▸ Requirements
Carry none of the pictures over; set down the material below exactly.
>>>>
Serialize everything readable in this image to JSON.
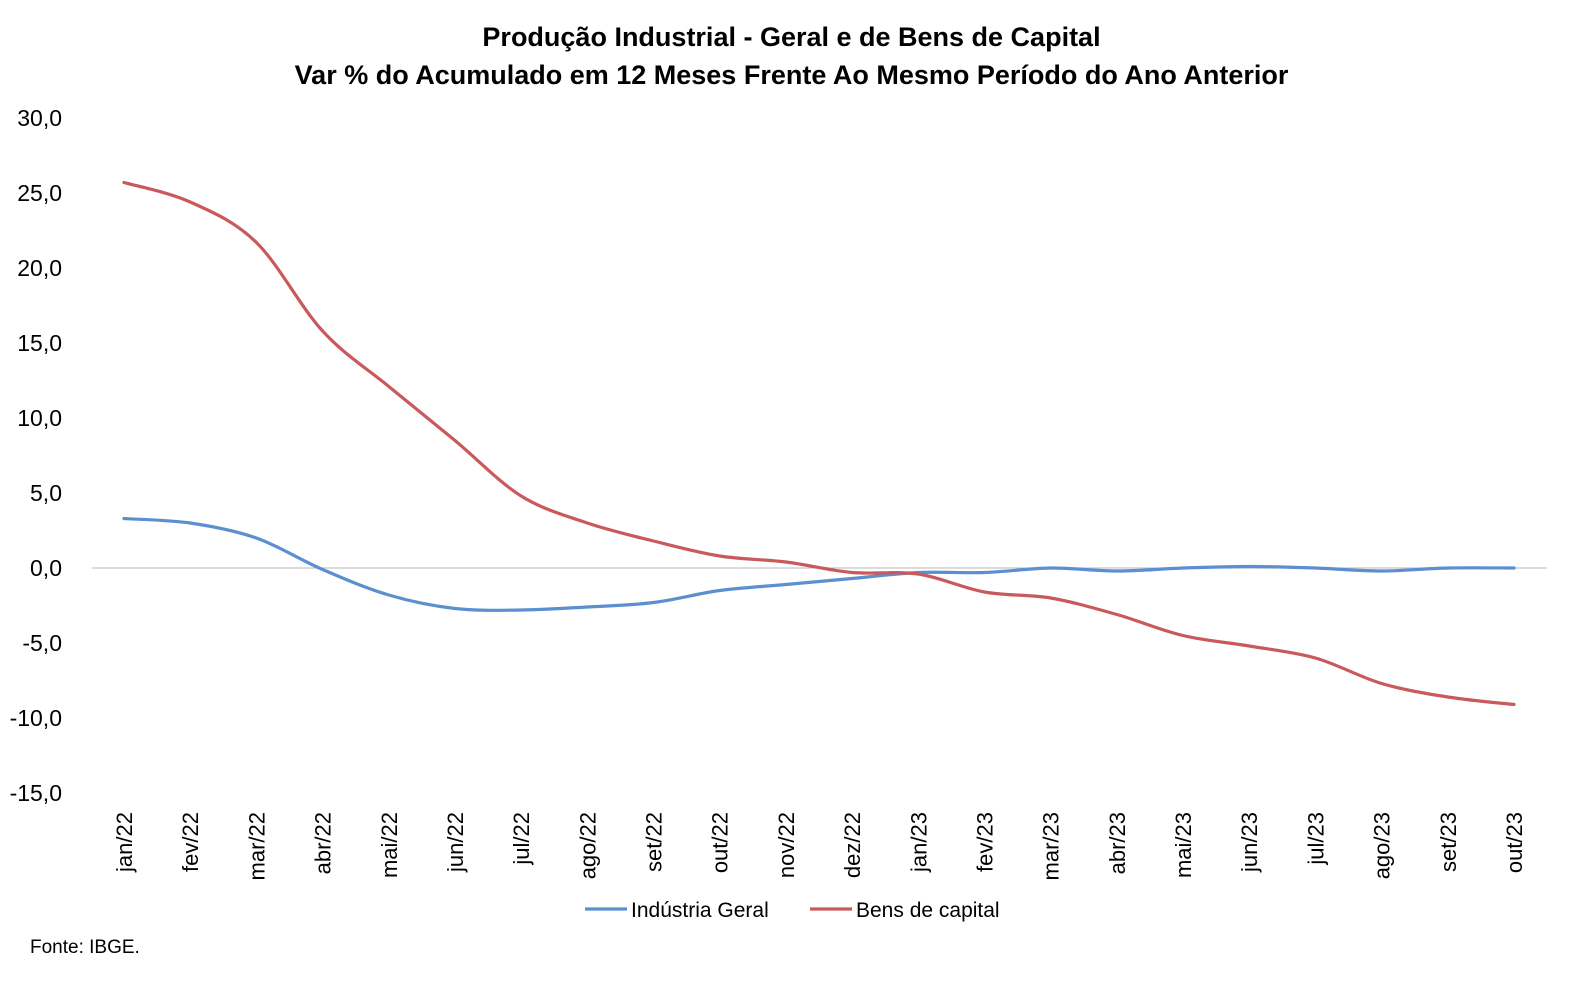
{
  "chart_data": {
    "type": "line",
    "title": "Produção Industrial - Geral e de Bens de Capital",
    "subtitle": "Var % do Acumulado em 12 Meses Frente Ao Mesmo Período do Ano Anterior",
    "xlabel": "",
    "ylabel": "",
    "categories": [
      "jan/22",
      "fev/22",
      "mar/22",
      "abr/22",
      "mai/22",
      "jun/22",
      "jul/22",
      "ago/22",
      "set/22",
      "out/22",
      "nov/22",
      "dez/22",
      "jan/23",
      "fev/23",
      "mar/23",
      "abr/23",
      "mai/23",
      "jun/23",
      "jul/23",
      "ago/23",
      "set/23",
      "out/23"
    ],
    "ylim": [
      -15,
      30
    ],
    "yticks": [
      30,
      25,
      20,
      15,
      10,
      5,
      0,
      -5,
      -10,
      -15
    ],
    "ytick_labels": [
      "30,0",
      "25,0",
      "20,0",
      "15,0",
      "10,0",
      "5,0",
      "0,0",
      "-5,0",
      "-10,0",
      "-15,0"
    ],
    "grid": false,
    "zero_line": true,
    "legend_position": "bottom",
    "series": [
      {
        "name": "Indústria Geral",
        "color": "#5b8fcf",
        "values": [
          3.3,
          3.0,
          2.0,
          -0.1,
          -1.8,
          -2.7,
          -2.8,
          -2.6,
          -2.3,
          -1.5,
          -1.1,
          -0.7,
          -0.3,
          -0.3,
          0.0,
          -0.2,
          0.0,
          0.1,
          0.0,
          -0.2,
          0.0,
          0.0
        ]
      },
      {
        "name": "Bens de capital",
        "color": "#c9595b",
        "values": [
          25.7,
          24.4,
          21.7,
          15.8,
          12.1,
          8.5,
          4.8,
          3.0,
          1.8,
          0.8,
          0.4,
          -0.3,
          -0.4,
          -1.6,
          -2.0,
          -3.1,
          -4.5,
          -5.2,
          -6.0,
          -7.7,
          -8.6,
          -9.1
        ]
      }
    ],
    "source": "Fonte: IBGE."
  }
}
<<<<
▸ Expected answer
Serialize everything readable in this image to JSON.
{
  "chart_data": {
    "type": "line",
    "title": "Produção Industrial - Geral e de Bens de Capital",
    "subtitle": "Var % do Acumulado em 12 Meses Frente Ao Mesmo Período do Ano Anterior",
    "xlabel": "",
    "ylabel": "",
    "categories": [
      "jan/22",
      "fev/22",
      "mar/22",
      "abr/22",
      "mai/22",
      "jun/22",
      "jul/22",
      "ago/22",
      "set/22",
      "out/22",
      "nov/22",
      "dez/22",
      "jan/23",
      "fev/23",
      "mar/23",
      "abr/23",
      "mai/23",
      "jun/23",
      "jul/23",
      "ago/23",
      "set/23",
      "out/23"
    ],
    "ylim": [
      -15,
      30
    ],
    "yticks": [
      30,
      25,
      20,
      15,
      10,
      5,
      0,
      -5,
      -10,
      -15
    ],
    "ytick_labels": [
      "30,0",
      "25,0",
      "20,0",
      "15,0",
      "10,0",
      "5,0",
      "0,0",
      "-5,0",
      "-10,0",
      "-15,0"
    ],
    "grid": false,
    "zero_line": true,
    "legend_position": "bottom",
    "series": [
      {
        "name": "Indústria Geral",
        "color": "#5b8fcf",
        "values": [
          3.3,
          3.0,
          2.0,
          -0.1,
          -1.8,
          -2.7,
          -2.8,
          -2.6,
          -2.3,
          -1.5,
          -1.1,
          -0.7,
          -0.3,
          -0.3,
          0.0,
          -0.2,
          0.0,
          0.1,
          0.0,
          -0.2,
          0.0,
          0.0
        ]
      },
      {
        "name": "Bens de capital",
        "color": "#c9595b",
        "values": [
          25.7,
          24.4,
          21.7,
          15.8,
          12.1,
          8.5,
          4.8,
          3.0,
          1.8,
          0.8,
          0.4,
          -0.3,
          -0.4,
          -1.6,
          -2.0,
          -3.1,
          -4.5,
          -5.2,
          -6.0,
          -7.7,
          -8.6,
          -9.1
        ]
      }
    ],
    "source": "Fonte: IBGE."
  }
}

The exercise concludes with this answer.